Description of the task
Please find every line in the entries below that contains the string "genome", and copy it.

Start of Information provided

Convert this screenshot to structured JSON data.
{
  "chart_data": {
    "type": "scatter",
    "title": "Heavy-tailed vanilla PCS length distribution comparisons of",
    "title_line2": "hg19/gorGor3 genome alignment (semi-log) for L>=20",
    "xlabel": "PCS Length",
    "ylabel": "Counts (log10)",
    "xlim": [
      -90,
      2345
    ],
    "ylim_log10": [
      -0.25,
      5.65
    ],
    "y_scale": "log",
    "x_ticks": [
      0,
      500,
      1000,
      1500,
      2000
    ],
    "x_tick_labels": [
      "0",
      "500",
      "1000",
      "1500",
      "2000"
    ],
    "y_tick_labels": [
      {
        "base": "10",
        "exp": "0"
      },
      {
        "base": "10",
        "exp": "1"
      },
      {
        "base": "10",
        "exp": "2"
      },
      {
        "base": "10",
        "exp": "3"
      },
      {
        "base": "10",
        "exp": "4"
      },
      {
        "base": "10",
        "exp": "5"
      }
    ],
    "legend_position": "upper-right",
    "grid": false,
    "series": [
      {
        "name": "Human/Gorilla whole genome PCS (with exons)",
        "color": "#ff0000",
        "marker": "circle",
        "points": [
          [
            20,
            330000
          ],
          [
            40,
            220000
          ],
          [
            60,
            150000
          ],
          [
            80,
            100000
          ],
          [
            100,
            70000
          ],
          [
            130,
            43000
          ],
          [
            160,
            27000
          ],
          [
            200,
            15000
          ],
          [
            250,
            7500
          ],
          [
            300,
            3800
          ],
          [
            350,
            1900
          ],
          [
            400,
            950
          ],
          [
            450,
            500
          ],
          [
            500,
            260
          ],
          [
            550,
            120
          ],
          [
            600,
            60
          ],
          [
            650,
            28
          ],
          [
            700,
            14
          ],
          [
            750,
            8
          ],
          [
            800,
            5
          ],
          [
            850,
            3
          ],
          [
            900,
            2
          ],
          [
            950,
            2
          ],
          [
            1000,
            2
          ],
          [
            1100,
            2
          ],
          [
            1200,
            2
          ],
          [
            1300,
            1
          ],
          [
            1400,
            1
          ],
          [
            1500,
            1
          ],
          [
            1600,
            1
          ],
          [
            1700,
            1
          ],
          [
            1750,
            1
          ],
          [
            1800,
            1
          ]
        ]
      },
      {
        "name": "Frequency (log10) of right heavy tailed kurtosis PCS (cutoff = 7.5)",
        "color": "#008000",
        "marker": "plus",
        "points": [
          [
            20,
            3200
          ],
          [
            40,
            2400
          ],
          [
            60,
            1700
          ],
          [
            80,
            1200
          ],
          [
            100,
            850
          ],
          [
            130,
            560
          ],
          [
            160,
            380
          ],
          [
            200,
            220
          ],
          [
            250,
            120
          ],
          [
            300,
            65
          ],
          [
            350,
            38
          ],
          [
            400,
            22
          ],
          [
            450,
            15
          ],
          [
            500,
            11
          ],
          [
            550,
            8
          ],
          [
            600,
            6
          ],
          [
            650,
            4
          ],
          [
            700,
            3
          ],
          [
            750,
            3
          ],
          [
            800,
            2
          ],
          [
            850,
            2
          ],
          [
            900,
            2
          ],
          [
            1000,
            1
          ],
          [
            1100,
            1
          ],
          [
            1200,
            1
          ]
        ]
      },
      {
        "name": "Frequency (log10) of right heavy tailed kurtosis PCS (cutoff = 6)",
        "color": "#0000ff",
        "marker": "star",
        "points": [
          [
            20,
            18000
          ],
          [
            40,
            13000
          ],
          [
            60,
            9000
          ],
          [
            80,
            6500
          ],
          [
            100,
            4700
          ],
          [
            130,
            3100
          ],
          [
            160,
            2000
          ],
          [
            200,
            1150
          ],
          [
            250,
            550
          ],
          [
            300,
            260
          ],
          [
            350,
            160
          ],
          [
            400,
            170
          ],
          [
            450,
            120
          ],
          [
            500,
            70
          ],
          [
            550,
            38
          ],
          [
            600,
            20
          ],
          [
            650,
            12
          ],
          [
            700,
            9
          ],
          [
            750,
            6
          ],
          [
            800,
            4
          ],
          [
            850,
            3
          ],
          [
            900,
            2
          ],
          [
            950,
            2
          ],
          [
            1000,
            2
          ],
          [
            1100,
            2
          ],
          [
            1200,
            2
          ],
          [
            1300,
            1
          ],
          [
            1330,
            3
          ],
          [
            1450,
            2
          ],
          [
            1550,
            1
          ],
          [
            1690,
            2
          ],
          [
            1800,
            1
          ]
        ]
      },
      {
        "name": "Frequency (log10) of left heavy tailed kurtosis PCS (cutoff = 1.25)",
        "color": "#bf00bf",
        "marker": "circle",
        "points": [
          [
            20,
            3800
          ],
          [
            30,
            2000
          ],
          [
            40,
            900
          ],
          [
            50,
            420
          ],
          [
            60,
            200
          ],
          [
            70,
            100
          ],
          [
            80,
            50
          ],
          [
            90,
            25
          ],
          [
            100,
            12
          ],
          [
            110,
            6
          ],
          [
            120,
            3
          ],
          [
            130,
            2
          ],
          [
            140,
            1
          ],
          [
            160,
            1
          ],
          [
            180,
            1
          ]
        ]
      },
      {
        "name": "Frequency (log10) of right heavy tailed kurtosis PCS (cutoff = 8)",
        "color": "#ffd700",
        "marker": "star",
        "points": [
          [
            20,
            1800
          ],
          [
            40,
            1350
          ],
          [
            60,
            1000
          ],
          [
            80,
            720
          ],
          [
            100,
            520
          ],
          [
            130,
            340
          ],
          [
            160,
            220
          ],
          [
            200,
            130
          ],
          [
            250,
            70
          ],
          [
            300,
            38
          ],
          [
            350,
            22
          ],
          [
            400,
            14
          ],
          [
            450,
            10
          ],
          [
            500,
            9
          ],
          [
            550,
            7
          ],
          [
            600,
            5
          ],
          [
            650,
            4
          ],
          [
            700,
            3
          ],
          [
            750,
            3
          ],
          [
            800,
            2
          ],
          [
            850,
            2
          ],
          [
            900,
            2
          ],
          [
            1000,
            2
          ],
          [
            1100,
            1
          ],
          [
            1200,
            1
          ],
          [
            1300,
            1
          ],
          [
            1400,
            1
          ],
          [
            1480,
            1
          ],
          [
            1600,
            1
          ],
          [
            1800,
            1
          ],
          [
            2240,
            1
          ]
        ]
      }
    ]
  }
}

End of Information provided

Solved problem
    "title_line2": "hg19/gorGor3 genome alignment (semi-log) for L>=20",
        "name": "Human/Gorilla whole genome PCS (with exons)",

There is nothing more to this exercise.